__Exercise details__
Rewrite the items from the start through the line containing "reset-button-label: Đặt lại", inclusive, replacing "trash-icon" with "delete-icon" and leaving all else unchanged.
********
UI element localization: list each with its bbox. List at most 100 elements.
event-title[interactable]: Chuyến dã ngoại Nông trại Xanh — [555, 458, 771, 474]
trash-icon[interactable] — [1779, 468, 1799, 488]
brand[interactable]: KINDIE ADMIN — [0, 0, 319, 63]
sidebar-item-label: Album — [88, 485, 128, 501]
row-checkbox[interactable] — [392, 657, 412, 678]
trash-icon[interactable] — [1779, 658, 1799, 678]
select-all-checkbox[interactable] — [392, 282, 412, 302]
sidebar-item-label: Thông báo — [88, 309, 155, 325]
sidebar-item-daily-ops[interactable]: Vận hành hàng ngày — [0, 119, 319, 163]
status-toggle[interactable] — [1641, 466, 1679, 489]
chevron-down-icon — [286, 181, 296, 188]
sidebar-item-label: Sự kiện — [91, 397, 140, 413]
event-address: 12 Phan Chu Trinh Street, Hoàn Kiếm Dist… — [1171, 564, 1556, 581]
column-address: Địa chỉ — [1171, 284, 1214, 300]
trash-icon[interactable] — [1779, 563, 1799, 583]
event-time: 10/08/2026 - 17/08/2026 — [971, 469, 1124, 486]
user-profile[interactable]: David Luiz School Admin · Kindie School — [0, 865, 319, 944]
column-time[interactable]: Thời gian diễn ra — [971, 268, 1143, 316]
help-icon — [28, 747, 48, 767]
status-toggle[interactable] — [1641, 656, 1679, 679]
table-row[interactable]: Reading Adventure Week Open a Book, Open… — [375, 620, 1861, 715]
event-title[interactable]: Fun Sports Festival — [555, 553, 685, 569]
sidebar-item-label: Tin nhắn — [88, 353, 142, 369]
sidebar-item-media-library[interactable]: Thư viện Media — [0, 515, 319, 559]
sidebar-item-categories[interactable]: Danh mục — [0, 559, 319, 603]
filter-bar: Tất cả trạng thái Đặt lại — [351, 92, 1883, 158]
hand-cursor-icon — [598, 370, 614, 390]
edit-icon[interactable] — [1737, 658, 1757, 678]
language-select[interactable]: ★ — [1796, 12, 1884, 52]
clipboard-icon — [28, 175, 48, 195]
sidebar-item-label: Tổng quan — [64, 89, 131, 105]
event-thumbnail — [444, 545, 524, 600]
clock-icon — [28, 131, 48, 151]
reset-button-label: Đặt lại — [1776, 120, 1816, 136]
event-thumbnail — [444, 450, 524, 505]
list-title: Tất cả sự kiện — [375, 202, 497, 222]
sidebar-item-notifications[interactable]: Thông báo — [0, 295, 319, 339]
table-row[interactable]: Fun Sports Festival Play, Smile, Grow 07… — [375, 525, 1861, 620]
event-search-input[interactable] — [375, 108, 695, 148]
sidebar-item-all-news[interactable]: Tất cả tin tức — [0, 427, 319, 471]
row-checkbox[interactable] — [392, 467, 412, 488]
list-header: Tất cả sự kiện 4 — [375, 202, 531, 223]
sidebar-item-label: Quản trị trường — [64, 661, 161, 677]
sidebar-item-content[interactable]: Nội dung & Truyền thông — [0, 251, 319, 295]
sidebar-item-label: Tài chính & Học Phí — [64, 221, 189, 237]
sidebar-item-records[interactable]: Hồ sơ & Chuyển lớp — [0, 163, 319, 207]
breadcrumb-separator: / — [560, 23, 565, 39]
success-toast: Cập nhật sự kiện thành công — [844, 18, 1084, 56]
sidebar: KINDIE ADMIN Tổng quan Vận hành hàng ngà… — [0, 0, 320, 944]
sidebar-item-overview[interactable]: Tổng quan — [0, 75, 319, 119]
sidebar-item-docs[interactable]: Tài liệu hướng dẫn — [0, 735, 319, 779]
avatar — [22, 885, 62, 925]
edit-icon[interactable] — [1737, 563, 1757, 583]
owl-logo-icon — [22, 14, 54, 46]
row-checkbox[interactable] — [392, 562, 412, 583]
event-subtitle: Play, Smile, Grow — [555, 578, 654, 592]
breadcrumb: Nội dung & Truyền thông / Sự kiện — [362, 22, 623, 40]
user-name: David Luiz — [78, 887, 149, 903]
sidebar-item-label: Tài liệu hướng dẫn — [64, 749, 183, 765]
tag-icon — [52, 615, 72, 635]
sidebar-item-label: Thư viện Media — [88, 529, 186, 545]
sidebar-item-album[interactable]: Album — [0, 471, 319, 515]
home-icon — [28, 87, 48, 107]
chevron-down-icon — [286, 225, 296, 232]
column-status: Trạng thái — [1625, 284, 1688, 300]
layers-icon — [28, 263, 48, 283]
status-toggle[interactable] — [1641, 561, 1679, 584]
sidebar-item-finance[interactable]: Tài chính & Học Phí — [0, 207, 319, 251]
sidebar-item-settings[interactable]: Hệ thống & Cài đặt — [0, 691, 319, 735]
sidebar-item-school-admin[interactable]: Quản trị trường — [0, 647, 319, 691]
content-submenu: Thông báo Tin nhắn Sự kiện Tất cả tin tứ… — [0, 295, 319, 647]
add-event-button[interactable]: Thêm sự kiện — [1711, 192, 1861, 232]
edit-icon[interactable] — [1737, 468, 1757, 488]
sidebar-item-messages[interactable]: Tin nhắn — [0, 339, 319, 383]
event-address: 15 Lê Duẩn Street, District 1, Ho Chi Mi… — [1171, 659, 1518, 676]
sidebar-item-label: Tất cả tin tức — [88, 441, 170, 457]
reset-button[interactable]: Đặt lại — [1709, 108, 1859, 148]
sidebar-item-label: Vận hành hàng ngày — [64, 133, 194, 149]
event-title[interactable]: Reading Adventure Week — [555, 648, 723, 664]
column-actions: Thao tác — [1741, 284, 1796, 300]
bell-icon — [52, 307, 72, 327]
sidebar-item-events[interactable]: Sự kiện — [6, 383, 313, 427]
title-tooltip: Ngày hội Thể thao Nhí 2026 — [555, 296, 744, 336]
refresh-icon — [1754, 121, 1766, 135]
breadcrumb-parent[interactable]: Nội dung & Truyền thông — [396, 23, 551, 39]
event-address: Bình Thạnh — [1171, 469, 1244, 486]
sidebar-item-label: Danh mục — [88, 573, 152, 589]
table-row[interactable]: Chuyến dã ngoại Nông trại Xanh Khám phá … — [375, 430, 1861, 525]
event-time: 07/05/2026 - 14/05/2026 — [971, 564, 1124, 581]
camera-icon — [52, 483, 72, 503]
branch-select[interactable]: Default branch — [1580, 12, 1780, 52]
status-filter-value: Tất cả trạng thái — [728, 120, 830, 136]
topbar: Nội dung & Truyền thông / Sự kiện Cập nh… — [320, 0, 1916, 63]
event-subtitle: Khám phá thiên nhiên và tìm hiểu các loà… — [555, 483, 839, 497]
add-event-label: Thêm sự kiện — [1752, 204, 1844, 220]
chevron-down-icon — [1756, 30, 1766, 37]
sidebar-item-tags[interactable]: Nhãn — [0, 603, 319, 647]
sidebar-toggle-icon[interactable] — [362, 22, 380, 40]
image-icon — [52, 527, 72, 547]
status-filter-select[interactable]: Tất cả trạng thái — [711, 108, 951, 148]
********
__Output of the task__
UI element localization: list each with its bbox. List at most 100 elements.
event-title[interactable]: Chuyến dã ngoại Nông trại Xanh — [555, 458, 771, 474]
delete-icon[interactable] — [1779, 468, 1799, 488]
brand[interactable]: KINDIE ADMIN — [0, 0, 319, 63]
sidebar-item-label: Album — [88, 485, 128, 501]
row-checkbox[interactable] — [392, 657, 412, 678]
delete-icon[interactable] — [1779, 658, 1799, 678]
select-all-checkbox[interactable] — [392, 282, 412, 302]
sidebar-item-label: Thông báo — [88, 309, 155, 325]
sidebar-item-daily-ops[interactable]: Vận hành hàng ngày — [0, 119, 319, 163]
status-toggle[interactable] — [1641, 466, 1679, 489]
chevron-down-icon — [286, 181, 296, 188]
sidebar-item-label: Sự kiện — [91, 397, 140, 413]
event-address: 12 Phan Chu Trinh Street, Hoàn Kiếm Dist… — [1171, 564, 1556, 581]
column-address: Địa chỉ — [1171, 284, 1214, 300]
delete-icon[interactable] — [1779, 563, 1799, 583]
event-time: 10/08/2026 - 17/08/2026 — [971, 469, 1124, 486]
user-profile[interactable]: David Luiz School Admin · Kindie School — [0, 865, 319, 944]
column-time[interactable]: Thời gian diễn ra — [971, 268, 1143, 316]
help-icon — [28, 747, 48, 767]
status-toggle[interactable] — [1641, 656, 1679, 679]
table-row[interactable]: Reading Adventure Week Open a Book, Open… — [375, 620, 1861, 715]
event-title[interactable]: Fun Sports Festival — [555, 553, 685, 569]
sidebar-item-label: Tin nhắn — [88, 353, 142, 369]
sidebar-item-media-library[interactable]: Thư viện Media — [0, 515, 319, 559]
sidebar-item-categories[interactable]: Danh mục — [0, 559, 319, 603]
filter-bar: Tất cả trạng thái Đặt lại — [351, 92, 1883, 158]
hand-cursor-icon — [598, 370, 614, 390]
edit-icon[interactable] — [1737, 658, 1757, 678]
language-select[interactable]: ★ — [1796, 12, 1884, 52]
clipboard-icon — [28, 175, 48, 195]
sidebar-item-label: Tổng quan — [64, 89, 131, 105]
event-thumbnail — [444, 545, 524, 600]
clock-icon — [28, 131, 48, 151]
reset-button-label: Đặt lại — [1776, 120, 1816, 136]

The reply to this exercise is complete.